- **Task goal**: Return the records word for word. Any pictures in them are not part of the copy.

(Extracted data entries)
________________

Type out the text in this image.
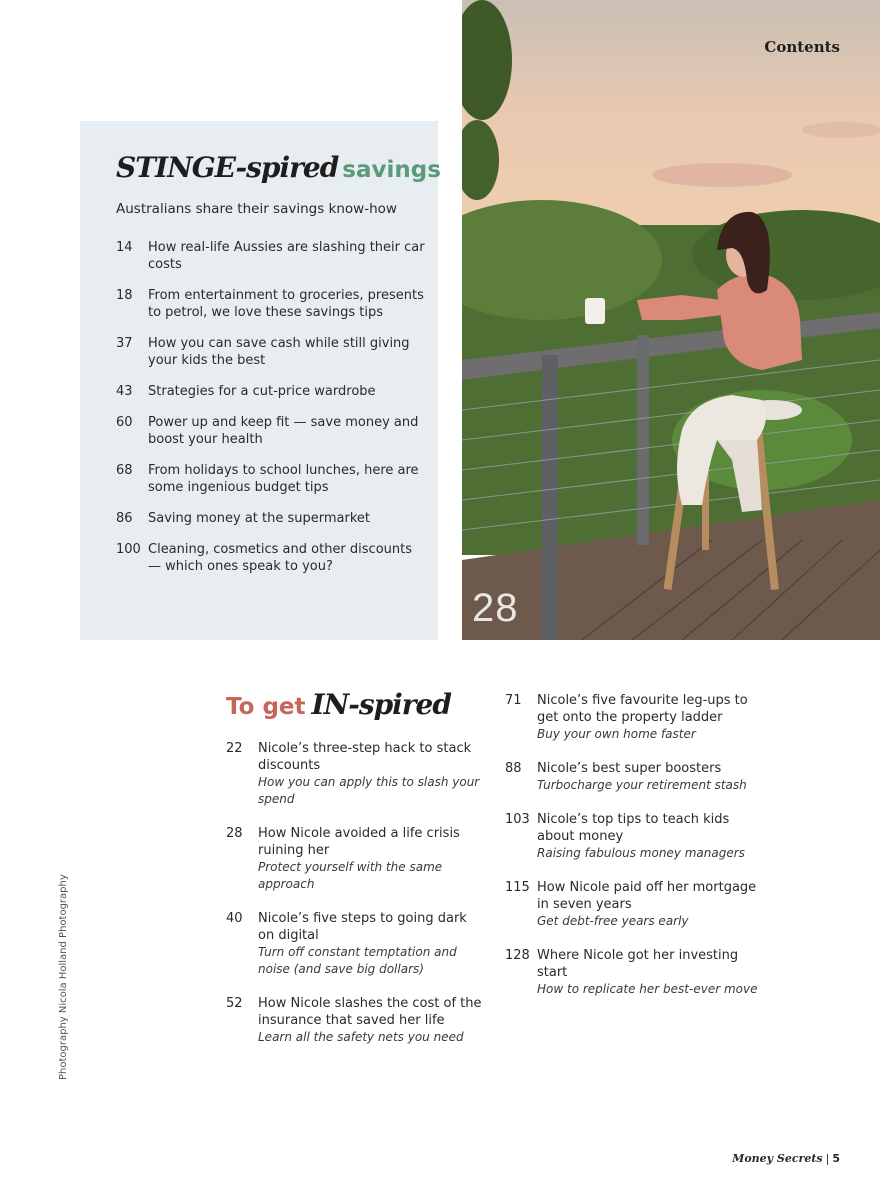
Contents
28
STINGE-spired savings
Australians share their savings know-how
14	How real-life Aussies are slashing their car costs
18	From entertainment to groceries, presents to petrol, we love these savings tips
37	How you can save cash while still giving your kids the best
43	Strategies for a cut-price wardrobe
60	Power up and keep fit — save money and boost your health
68	From holidays to school lunches, here are some ingenious budget tips
86	Saving money at the supermarket
100 Cleaning, cosmetics and other discounts — which ones speak to you?
To get IN-spired
22	Nicole’s three-step hack to stack discounts
How you can apply this to slash your spend
28	How Nicole avoided a life crisis ruining her
Protect yourself with the same approach
40	Nicole’s five steps to going dark on digital
Turn off constant temptation and noise (and save big dollars)
52	How Nicole slashes the cost of the insurance that saved her life
Learn all the safety nets you need
71	Nicole’s five favourite leg-ups to get onto the property ladder
Buy your own home faster
88	Nicole’s best super boosters
Turbocharge your retirement stash
103 Nicole’s top tips to teach kids about money
Raising fabulous money managers
115 How Nicole paid off her mortgage in seven years
Get debt-free years early
128 Where Nicole got her investing start
How to replicate her best-ever move
Photography Nicola Holland Photography
Money Secrets | 5
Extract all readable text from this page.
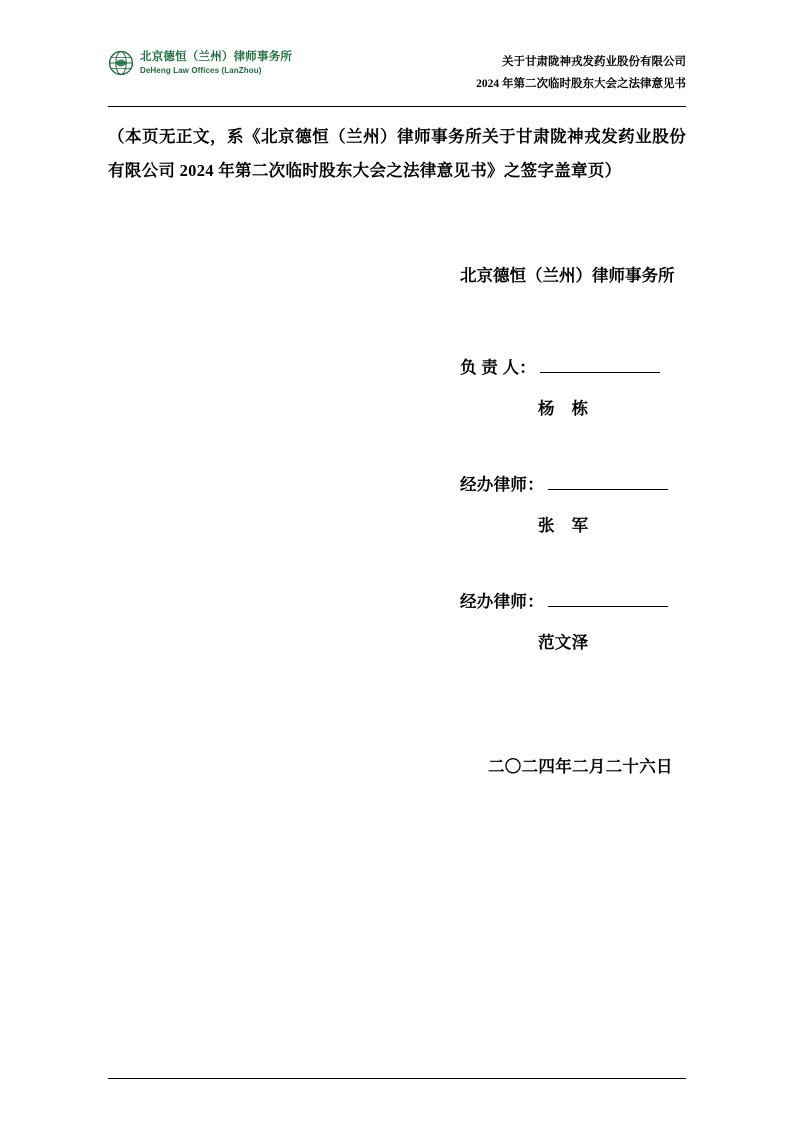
北京德恒（兰州）律师事务所
DeHeng Law Offices (LanZhou)
关于甘肃陇神戎发药业股份有限公司
2024 年第二次临时股东大会之法律意见书
（本页无正文，系《北京德恒（兰州）律师事务所关于甘肃陇神戎发药业股份有限公司 2024 年第二次临时股东大会之法律意见书》之签字盖章页）
北京德恒（兰州）律师事务所
负 责 人：
杨　栋
经办律师：
张　军
经办律师：
范文泽
二〇二四年二月二十六日
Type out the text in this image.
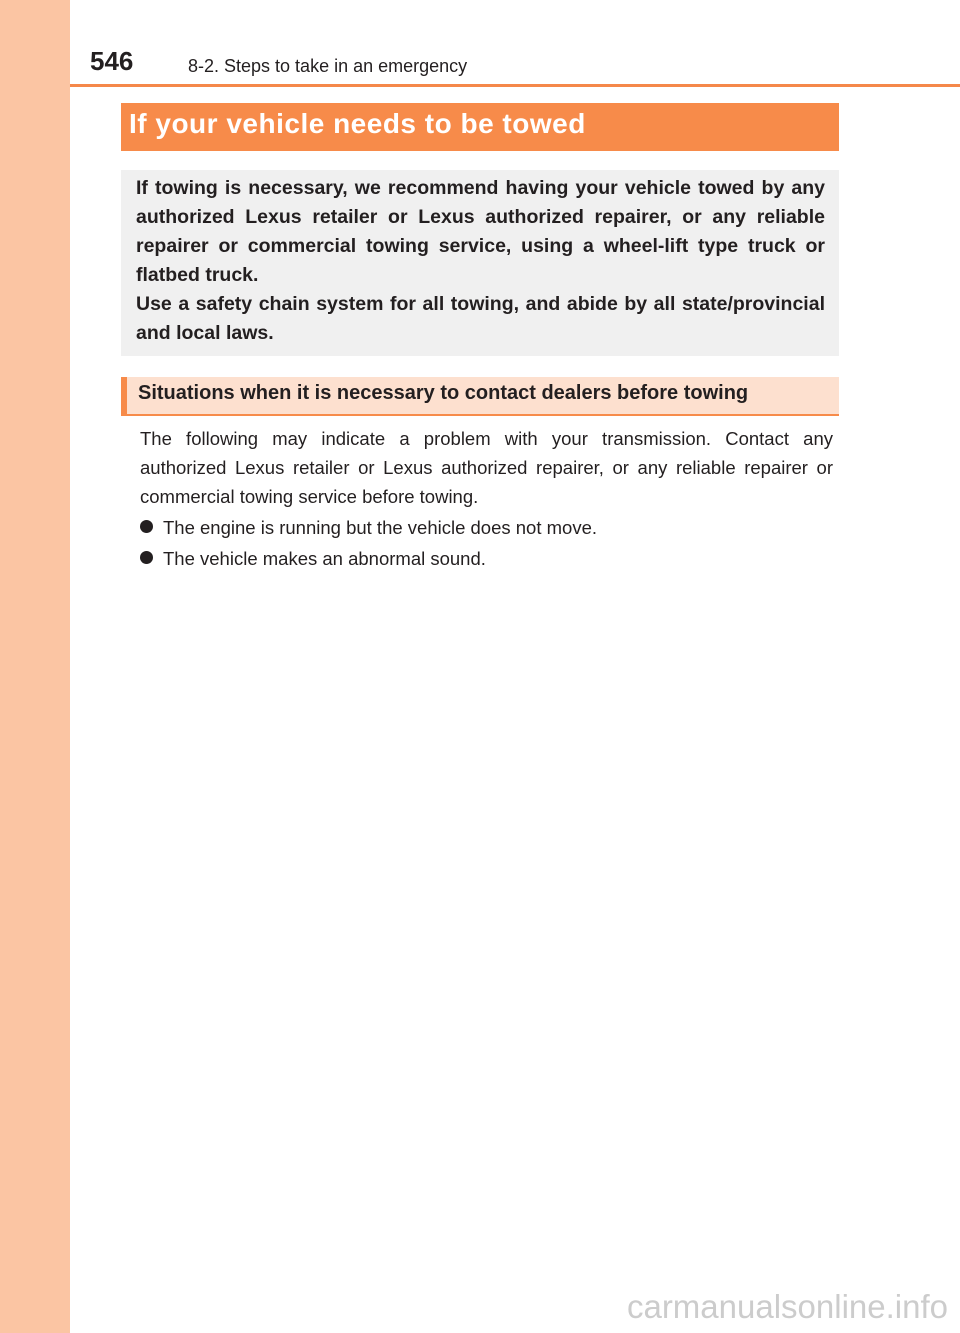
546	8-2. Steps to take in an emergency
If your vehicle needs to be towed

If towing is necessary, we recommend having your vehicle towed by any authorized Lexus retailer or Lexus authorized repairer, or any reliable repairer or commercial towing service, using a wheel-lift type truck or flatbed truck.

Use a safety chain system for all towing, and abide by all state/provincial and local laws.

Situations when it is necessary to contact dealers before towing
The following may indicate a problem with your transmission. Contact any authorized Lexus retailer or Lexus authorized repairer, or any reliable repairer or commercial towing service before towing.
The engine is running but the vehicle does not move.
The vehicle makes an abnormal sound.
carmanualsonline.info
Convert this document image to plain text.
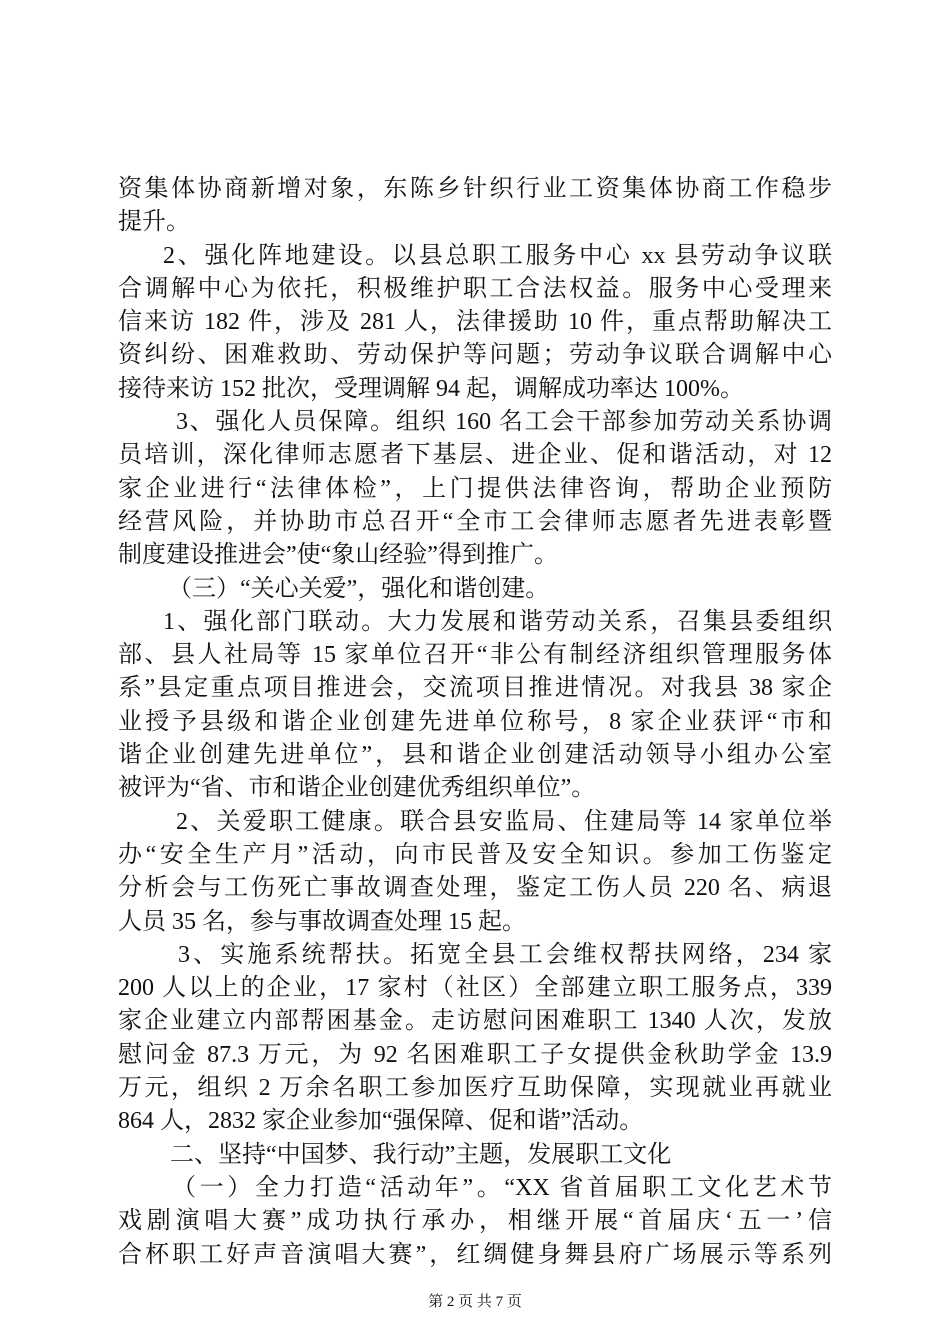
资集体协商新增对象，东陈乡针织行业工资集体协商工作稳步
提升。
2、强化阵地建设。以县总职工服务中心 xx 县劳动争议联
合调解中心为依托，积极维护职工合法权益。服务中心受理来
信来访 182 件，涉及 281 人，法律援助 10 件，重点帮助解决工
资纠纷、困难救助、劳动保护等问题；劳动争议联合调解中心
接待来访 152 批次，受理调解 94 起，调解成功率达 100%。
3、强化人员保障。组织 160 名工会干部参加劳动关系协调
员培训，深化律师志愿者下基层、进企业、促和谐活动，对 12
家企业进行“法律体检”，上门提供法律咨询，帮助企业预防
经营风险，并协助市总召开“全市工会律师志愿者先进表彰暨
制度建设推进会”使“象山经验”得到推广。
（三）“关心关爱”，强化和谐创建。
1、强化部门联动。大力发展和谐劳动关系，召集县委组织
部、县人社局等 15 家单位召开“非公有制经济组织管理服务体
系”县定重点项目推进会，交流项目推进情况。对我县 38 家企
业授予县级和谐企业创建先进单位称号，8 家企业获评“市和
谐企业创建先进单位”，县和谐企业创建活动领导小组办公室
被评为“省、市和谐企业创建优秀组织单位”。
2、关爱职工健康。联合县安监局、住建局等 14 家单位举
办“安全生产月”活动，向市民普及安全知识。参加工伤鉴定
分析会与工伤死亡事故调查处理，鉴定工伤人员 220 名、病退
人员 35 名，参与事故调查处理 15 起。
3、实施系统帮扶。拓宽全县工会维权帮扶网络，234 家
200 人以上的企业，17 家村（社区）全部建立职工服务点，339
家企业建立内部帮困基金。走访慰问困难职工 1340 人次，发放
慰问金 87.3 万元，为 92 名困难职工子女提供金秋助学金 13.9
万元，组织 2 万余名职工参加医疗互助保障，实现就业再就业
864 人，2832 家企业参加“强保障、促和谐”活动。
二、坚持“中国梦、我行动”主题，发展职工文化
（一）全力打造“活动年”。“XX 省首届职工文化艺术节
戏剧演唱大赛”成功执行承办，相继开展“首届庆‘五一’信
合杯职工好声音演唱大赛”，红绸健身舞县府广场展示等系列
第 2 页 共 7 页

________________

- **Result**:
Type out the text in this image.
Contents
28
STINGE-spired savings
Australians share their savings know-how
14	How real-life Aussies are slashing their car costs
18	From entertainment to groceries, presents to petrol, we love these savings tips
37	How you can save cash while still giving your kids the best
43	Strategies for a cut-price wardrobe
60	Power up and keep fit — save money and boost your health
68	From holidays to school lunches, here are some ingenious budget tips
86	Saving money at the supermarket
100 Cleaning, cosmetics and other discounts — which ones speak to you?
To get IN-spired
22	Nicole’s three-step hack to stack discounts
How you can apply this to slash your spend
28	How Nicole avoided a life crisis ruining her
Protect yourself with the same approach
40	Nicole’s five steps to going dark on digital
Turn off constant temptation and noise (and save big dollars)
52	How Nicole slashes the cost of the insurance that saved her life
Learn all the safety nets you need
71	Nicole’s five favourite leg-ups to get onto the property ladder
Buy your own home faster
88	Nicole’s best super boosters
Turbocharge your retirement stash
103 Nicole’s top tips to teach kids about money
Raising fabulous money managers
115 How Nicole paid off her mortgage in seven years
Get debt-free years early
128 Where Nicole got her investing start
How to replicate her best-ever move
Photography Nicola Holland Photography
Money Secrets | 5
Extract all readable text from this page.
北京德恒（兰州）律师事务所
DeHeng Law Offices (LanZhou)
关于甘肃陇神戎发药业股份有限公司
2024 年第二次临时股东大会之法律意见书
（本页无正文，系《北京德恒（兰州）律师事务所关于甘肃陇神戎发药业股份有限公司 2024 年第二次临时股东大会之法律意见书》之签字盖章页）
北京德恒（兰州）律师事务所
负 责 人：
杨　栋
经办律师：
张　军
经办律师：
范文泽
二〇二四年二月二十六日
Type out the text in this image.
546	8-2. Steps to take in an emergency
If your vehicle needs to be towed

If towing is necessary, we recommend having your vehicle towed by any authorized Lexus retailer or Lexus authorized repairer, or any reliable repairer or commercial towing service, using a wheel-lift type truck or flatbed truck.

Use a safety chain system for all towing, and abide by all state/provincial and local laws.

Situations when it is necessary to contact dealers before towing
The following may indicate a problem with your transmission. Contact any authorized Lexus retailer or Lexus authorized repairer, or any reliable repairer or commercial towing service before towing.
The engine is running but the vehicle does not move.
The vehicle makes an abnormal sound.
carmanualsonline.info
Convert this document image to plain text.
资集体协商新增对象，东陈乡针织行业工资集体协商工作稳步
提升。
2、强化阵地建设。以县总职工服务中心 xx 县劳动争议联
合调解中心为依托，积极维护职工合法权益。服务中心受理来
信来访 182 件，涉及 281 人，法律援助 10 件，重点帮助解决工
资纠纷、困难救助、劳动保护等问题；劳动争议联合调解中心
接待来访 152 批次，受理调解 94 起，调解成功率达 100%。
3、强化人员保障。组织 160 名工会干部参加劳动关系协调
员培训，深化律师志愿者下基层、进企业、促和谐活动，对 12
家企业进行“法律体检”，上门提供法律咨询，帮助企业预防
经营风险，并协助市总召开“全市工会律师志愿者先进表彰暨
制度建设推进会”使“象山经验”得到推广。
（三）“关心关爱”，强化和谐创建。
1、强化部门联动。大力发展和谐劳动关系，召集县委组织
部、县人社局等 15 家单位召开“非公有制经济组织管理服务体
系”县定重点项目推进会，交流项目推进情况。对我县 38 家企
业授予县级和谐企业创建先进单位称号，8 家企业获评“市和
谐企业创建先进单位”，县和谐企业创建活动领导小组办公室
被评为“省、市和谐企业创建优秀组织单位”。
2、关爱职工健康。联合县安监局、住建局等 14 家单位举
办“安全生产月”活动，向市民普及安全知识。参加工伤鉴定
分析会与工伤死亡事故调查处理，鉴定工伤人员 220 名、病退
人员 35 名，参与事故调查处理 15 起。
3、实施系统帮扶。拓宽全县工会维权帮扶网络，234 家
200 人以上的企业，17 家村（社区）全部建立职工服务点，339
家企业建立内部帮困基金。走访慰问困难职工 1340 人次，发放
慰问金 87.3 万元，为 92 名困难职工子女提供金秋助学金 13.9
万元，组织 2 万余名职工参加医疗互助保障，实现就业再就业
864 人，2832 家企业参加“强保障、促和谐”活动。
二、坚持“中国梦、我行动”主题，发展职工文化
（一）全力打造“活动年”。“XX 省首届职工文化艺术节
戏剧演唱大赛”成功执行承办，相继开展“首届庆‘五一’信
合杯职工好声音演唱大赛”，红绸健身舞县府广场展示等系列
第 2 页 共 7 页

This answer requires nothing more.